### Problem details
Find each line containing the string "text" and return it.

Saved data entries:

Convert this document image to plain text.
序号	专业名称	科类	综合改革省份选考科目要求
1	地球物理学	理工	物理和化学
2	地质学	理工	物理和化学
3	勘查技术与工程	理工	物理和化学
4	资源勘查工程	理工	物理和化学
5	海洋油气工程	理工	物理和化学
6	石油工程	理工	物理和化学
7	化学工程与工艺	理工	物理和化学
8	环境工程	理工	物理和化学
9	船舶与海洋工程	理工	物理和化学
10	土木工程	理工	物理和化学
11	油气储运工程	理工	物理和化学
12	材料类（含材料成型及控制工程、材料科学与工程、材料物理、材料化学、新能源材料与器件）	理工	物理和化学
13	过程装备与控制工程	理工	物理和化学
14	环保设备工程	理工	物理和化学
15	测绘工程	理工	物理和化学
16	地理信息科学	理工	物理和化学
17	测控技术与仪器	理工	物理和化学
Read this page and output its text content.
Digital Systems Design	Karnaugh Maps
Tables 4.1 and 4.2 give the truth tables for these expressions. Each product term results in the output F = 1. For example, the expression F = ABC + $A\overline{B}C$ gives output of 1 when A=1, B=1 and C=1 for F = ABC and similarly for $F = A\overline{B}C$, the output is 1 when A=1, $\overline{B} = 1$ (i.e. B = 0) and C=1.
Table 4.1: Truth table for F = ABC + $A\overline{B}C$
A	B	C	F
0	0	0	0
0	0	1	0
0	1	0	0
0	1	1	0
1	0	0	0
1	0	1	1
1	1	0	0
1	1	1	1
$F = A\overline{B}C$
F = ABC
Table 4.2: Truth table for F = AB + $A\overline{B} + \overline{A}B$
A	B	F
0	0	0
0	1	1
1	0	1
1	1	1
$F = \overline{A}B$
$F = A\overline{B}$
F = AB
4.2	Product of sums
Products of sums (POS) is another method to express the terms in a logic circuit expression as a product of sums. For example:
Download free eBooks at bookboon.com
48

### Final result
Convert this document image to plain text.
Read this page and output its text content.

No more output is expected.